---------- Data provided ----------
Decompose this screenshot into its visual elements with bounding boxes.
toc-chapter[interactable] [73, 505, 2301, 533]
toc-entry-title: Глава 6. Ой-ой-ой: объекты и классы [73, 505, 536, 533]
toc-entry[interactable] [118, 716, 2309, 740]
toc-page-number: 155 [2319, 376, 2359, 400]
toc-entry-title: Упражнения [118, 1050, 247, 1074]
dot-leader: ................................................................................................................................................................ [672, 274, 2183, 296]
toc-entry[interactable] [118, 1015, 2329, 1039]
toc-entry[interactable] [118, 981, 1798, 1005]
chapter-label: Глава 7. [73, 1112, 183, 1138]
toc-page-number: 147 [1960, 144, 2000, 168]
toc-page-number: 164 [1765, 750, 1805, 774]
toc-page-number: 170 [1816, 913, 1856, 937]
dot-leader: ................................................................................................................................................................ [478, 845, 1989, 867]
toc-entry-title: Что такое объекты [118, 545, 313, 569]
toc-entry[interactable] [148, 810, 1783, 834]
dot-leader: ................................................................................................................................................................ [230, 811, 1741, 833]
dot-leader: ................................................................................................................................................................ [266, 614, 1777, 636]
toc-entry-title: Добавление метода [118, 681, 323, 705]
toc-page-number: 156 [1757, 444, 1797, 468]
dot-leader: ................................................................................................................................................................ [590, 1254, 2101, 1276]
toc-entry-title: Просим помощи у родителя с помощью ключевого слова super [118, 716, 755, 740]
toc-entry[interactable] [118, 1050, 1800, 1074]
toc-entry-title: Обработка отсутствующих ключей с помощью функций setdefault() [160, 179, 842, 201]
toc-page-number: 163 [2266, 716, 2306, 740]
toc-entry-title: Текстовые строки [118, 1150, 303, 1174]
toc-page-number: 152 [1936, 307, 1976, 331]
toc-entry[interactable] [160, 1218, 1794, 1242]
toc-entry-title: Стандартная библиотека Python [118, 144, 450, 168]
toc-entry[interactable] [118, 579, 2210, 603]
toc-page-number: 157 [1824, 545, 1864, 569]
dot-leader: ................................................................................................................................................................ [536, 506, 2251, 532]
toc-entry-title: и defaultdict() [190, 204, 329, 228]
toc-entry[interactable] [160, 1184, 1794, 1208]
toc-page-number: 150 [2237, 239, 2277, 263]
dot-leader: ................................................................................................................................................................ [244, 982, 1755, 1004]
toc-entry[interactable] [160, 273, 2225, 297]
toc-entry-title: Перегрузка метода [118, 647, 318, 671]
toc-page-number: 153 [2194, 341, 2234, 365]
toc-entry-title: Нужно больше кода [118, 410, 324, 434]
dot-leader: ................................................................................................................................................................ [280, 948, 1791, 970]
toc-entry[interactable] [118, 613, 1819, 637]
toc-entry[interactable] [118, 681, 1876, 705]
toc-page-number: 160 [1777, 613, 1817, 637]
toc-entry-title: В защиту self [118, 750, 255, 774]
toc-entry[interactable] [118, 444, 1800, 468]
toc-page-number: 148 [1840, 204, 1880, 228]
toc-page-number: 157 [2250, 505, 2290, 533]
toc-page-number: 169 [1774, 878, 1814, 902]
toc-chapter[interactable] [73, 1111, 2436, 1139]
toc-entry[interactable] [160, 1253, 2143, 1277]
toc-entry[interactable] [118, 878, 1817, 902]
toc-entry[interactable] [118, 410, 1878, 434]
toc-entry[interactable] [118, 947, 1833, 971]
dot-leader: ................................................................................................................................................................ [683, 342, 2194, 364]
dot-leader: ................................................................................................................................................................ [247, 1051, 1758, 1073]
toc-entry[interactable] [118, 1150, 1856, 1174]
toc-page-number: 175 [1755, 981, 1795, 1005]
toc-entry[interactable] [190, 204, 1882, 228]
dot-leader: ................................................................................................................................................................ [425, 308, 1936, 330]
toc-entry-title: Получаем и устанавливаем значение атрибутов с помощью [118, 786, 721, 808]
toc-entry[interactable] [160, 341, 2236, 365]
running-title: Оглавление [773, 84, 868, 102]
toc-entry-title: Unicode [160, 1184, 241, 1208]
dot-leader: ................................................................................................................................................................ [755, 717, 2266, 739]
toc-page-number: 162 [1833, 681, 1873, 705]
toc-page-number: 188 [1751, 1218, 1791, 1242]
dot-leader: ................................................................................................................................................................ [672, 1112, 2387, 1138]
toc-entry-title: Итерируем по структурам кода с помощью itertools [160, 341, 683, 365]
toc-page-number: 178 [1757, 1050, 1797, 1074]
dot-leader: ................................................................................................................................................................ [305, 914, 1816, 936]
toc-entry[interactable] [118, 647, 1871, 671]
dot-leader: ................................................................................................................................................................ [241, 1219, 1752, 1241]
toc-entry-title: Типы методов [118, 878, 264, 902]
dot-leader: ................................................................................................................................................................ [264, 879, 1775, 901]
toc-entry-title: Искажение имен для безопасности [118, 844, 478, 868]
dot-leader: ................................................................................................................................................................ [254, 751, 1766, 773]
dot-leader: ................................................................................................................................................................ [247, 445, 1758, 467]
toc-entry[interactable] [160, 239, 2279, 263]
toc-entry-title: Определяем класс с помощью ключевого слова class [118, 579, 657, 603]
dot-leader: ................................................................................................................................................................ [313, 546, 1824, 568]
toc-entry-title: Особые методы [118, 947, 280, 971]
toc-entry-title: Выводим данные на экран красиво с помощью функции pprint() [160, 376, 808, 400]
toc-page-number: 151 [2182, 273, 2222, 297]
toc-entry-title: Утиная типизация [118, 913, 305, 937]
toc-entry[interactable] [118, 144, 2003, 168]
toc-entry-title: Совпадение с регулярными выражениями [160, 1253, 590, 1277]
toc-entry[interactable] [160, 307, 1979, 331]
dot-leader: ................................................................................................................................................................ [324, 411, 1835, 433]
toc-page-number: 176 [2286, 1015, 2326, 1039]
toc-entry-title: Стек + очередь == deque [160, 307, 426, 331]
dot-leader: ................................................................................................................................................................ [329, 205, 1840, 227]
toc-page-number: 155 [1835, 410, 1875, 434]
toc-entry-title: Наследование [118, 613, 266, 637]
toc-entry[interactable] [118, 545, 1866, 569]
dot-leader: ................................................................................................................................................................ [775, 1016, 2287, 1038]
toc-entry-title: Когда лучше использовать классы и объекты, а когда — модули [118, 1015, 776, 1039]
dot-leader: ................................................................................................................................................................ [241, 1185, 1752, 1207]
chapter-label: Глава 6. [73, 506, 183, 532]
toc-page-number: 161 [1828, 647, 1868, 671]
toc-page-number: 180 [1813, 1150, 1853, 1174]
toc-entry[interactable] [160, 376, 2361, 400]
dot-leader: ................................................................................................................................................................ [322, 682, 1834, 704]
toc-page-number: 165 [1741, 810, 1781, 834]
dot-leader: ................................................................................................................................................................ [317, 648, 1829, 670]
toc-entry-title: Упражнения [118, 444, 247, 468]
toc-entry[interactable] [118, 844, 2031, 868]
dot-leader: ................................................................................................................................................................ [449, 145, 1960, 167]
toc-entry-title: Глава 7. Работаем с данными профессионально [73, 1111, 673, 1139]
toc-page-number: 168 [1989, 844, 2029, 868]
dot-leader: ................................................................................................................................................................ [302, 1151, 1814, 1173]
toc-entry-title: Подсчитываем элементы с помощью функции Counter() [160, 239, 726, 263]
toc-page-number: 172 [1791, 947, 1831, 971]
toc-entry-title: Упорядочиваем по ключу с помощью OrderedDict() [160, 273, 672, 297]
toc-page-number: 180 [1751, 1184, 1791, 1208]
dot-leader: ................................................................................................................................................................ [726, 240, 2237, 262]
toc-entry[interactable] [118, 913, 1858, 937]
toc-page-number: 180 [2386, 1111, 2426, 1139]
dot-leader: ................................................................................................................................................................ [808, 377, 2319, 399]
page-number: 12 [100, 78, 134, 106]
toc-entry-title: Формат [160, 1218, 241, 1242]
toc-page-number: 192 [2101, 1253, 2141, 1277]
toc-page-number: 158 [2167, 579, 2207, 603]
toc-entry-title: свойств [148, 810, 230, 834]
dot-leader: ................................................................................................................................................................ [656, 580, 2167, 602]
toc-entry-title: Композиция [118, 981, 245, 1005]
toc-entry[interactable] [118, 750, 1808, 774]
----------
Copy out every line of the records, starting from the beginning and going down to the line containing "toc-entry-title: Упражнения [118, 1050, 247, 1074]", including both of those lines.

Full answer:
Decompose this screenshot into its visual elements with bounding boxes.
toc-chapter[interactable] [73, 505, 2301, 533]
toc-entry-title: Глава 6. Ой-ой-ой: объекты и классы [73, 505, 536, 533]
toc-entry[interactable] [118, 716, 2309, 740]
toc-page-number: 155 [2319, 376, 2359, 400]
toc-entry-title: Упражнения [118, 1050, 247, 1074]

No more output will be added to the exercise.